_Objective_.
For the data below, work out how many lines contain the word "type" and supply only that number.

_Listing_.
+---+
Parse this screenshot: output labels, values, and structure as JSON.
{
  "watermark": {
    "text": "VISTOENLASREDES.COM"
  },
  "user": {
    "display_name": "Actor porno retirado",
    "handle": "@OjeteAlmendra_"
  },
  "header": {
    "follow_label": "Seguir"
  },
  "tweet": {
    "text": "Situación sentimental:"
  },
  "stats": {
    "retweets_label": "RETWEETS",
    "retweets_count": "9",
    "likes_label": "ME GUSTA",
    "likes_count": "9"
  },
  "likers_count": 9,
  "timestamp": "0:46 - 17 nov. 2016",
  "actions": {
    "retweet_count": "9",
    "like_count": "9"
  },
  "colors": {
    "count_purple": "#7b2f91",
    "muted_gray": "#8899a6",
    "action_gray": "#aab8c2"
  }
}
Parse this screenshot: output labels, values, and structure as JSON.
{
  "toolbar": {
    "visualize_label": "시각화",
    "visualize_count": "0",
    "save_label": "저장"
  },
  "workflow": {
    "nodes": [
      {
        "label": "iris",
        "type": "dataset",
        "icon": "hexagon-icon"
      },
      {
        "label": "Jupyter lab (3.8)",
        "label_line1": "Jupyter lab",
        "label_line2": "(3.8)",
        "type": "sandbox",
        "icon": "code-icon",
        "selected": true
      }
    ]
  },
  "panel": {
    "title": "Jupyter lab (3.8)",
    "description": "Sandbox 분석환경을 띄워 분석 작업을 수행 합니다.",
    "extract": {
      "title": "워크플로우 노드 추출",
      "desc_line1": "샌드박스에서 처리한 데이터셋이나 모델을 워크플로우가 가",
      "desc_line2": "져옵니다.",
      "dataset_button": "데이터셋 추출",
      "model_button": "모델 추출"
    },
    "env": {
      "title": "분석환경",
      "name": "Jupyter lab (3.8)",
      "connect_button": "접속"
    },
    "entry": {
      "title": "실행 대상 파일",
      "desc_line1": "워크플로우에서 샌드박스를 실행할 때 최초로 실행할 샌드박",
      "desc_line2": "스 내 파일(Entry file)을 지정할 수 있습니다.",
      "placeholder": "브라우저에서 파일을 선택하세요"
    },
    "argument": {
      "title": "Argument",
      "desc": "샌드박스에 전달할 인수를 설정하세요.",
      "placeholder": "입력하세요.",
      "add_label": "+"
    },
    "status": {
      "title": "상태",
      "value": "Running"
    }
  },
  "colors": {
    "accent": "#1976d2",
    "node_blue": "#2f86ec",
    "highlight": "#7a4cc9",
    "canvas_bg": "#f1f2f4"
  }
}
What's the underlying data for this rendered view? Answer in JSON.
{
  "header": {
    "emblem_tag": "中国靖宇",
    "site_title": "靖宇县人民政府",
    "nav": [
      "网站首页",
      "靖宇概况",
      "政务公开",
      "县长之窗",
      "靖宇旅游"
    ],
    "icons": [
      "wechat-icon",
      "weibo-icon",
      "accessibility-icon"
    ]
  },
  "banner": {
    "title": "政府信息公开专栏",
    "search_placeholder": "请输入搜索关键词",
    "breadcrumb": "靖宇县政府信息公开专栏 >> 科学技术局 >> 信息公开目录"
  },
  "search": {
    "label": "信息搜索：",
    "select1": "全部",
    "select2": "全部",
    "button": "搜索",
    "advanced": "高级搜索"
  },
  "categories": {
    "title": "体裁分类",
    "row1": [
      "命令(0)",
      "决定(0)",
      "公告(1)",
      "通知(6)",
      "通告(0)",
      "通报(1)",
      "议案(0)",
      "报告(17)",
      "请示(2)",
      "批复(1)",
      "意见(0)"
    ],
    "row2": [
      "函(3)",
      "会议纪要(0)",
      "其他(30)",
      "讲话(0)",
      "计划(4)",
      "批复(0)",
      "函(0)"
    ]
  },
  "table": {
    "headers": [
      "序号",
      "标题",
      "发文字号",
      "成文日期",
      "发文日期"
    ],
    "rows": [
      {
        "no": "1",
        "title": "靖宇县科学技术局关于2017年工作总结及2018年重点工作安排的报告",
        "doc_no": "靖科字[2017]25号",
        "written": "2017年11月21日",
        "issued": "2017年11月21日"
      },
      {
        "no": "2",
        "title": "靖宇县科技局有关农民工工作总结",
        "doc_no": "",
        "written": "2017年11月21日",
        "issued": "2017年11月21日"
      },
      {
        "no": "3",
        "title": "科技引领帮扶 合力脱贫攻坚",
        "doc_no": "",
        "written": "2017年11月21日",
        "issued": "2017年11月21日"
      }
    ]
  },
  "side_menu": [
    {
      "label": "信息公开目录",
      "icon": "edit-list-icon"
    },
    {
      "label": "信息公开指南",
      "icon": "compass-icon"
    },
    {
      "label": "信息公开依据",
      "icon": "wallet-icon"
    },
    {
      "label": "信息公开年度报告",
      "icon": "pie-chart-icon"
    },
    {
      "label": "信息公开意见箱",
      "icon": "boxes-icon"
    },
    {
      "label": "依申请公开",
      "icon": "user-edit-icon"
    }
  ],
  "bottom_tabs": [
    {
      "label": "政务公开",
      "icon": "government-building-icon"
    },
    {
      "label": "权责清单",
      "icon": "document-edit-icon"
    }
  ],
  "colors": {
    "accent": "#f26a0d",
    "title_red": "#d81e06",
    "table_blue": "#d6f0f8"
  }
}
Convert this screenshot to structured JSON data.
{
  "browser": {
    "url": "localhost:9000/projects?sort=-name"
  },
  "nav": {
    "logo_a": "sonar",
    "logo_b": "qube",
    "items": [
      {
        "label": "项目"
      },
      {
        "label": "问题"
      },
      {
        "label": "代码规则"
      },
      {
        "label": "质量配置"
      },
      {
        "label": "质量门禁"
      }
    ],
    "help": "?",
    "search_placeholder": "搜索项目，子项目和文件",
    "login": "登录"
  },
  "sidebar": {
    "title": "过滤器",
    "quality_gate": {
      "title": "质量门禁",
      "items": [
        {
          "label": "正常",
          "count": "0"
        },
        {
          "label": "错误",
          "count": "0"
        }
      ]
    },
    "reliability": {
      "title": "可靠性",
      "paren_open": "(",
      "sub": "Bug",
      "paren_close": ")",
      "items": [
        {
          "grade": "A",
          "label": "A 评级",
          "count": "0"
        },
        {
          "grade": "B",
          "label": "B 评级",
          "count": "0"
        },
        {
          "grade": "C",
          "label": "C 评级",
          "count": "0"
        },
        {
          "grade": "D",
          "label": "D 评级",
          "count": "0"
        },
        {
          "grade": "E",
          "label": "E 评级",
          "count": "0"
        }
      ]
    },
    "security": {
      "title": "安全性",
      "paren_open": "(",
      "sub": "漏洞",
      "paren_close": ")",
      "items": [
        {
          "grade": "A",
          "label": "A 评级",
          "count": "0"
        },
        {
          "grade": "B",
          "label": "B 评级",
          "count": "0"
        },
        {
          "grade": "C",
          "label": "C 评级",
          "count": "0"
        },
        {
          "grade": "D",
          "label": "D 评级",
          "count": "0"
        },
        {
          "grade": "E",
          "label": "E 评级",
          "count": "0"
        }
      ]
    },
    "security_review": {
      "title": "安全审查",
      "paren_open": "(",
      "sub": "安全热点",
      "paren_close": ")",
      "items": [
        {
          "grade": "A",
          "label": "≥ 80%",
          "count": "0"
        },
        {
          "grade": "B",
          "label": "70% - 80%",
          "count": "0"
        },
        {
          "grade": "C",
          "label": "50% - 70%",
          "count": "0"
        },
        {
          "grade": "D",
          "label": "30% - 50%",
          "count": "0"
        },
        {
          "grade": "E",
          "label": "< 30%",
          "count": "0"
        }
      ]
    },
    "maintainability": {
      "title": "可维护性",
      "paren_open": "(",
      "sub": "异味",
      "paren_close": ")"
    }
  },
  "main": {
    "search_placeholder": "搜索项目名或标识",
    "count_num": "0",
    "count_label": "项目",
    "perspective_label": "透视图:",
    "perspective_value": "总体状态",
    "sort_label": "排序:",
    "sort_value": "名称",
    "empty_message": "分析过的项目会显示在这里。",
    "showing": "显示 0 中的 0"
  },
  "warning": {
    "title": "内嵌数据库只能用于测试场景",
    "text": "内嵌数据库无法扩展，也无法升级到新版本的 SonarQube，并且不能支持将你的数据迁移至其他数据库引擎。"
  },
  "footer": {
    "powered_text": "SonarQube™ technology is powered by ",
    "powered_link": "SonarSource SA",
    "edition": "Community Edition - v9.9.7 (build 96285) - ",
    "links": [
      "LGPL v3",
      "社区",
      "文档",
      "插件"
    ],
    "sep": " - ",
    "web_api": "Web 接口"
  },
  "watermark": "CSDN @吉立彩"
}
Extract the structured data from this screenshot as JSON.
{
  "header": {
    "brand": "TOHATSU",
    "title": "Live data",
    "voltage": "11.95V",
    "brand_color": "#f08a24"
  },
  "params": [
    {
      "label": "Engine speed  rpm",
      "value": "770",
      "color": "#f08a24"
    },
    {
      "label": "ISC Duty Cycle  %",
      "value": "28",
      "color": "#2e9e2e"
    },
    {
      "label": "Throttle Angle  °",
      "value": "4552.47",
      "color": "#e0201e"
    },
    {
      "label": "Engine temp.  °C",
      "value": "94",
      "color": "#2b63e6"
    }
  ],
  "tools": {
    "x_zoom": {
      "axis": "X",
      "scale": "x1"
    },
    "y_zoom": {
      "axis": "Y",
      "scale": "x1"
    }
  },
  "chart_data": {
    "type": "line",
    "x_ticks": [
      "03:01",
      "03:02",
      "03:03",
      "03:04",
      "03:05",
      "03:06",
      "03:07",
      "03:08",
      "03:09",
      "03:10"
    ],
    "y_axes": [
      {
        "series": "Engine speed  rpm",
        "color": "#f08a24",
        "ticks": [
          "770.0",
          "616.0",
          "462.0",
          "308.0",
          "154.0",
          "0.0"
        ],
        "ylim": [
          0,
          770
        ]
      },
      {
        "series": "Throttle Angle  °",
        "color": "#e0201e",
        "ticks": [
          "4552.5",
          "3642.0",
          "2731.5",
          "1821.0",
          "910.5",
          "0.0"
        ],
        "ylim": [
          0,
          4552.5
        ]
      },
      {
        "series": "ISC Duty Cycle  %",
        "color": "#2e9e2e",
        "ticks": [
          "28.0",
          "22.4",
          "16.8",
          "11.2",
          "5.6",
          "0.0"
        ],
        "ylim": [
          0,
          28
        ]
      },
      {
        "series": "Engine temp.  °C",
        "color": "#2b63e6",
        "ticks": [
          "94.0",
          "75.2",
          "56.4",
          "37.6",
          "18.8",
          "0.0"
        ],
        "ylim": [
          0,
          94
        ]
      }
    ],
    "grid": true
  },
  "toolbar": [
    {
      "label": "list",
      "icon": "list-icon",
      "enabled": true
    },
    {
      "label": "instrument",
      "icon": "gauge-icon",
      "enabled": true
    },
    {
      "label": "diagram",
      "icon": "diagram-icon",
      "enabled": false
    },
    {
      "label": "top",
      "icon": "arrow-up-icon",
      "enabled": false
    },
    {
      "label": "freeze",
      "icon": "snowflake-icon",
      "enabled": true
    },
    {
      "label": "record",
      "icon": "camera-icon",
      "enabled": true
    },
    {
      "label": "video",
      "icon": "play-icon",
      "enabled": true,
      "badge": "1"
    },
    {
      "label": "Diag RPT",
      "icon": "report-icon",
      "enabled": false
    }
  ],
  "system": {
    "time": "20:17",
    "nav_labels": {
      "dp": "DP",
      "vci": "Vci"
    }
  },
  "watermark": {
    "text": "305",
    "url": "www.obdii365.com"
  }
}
+---+
_Solution to the exercise_.
3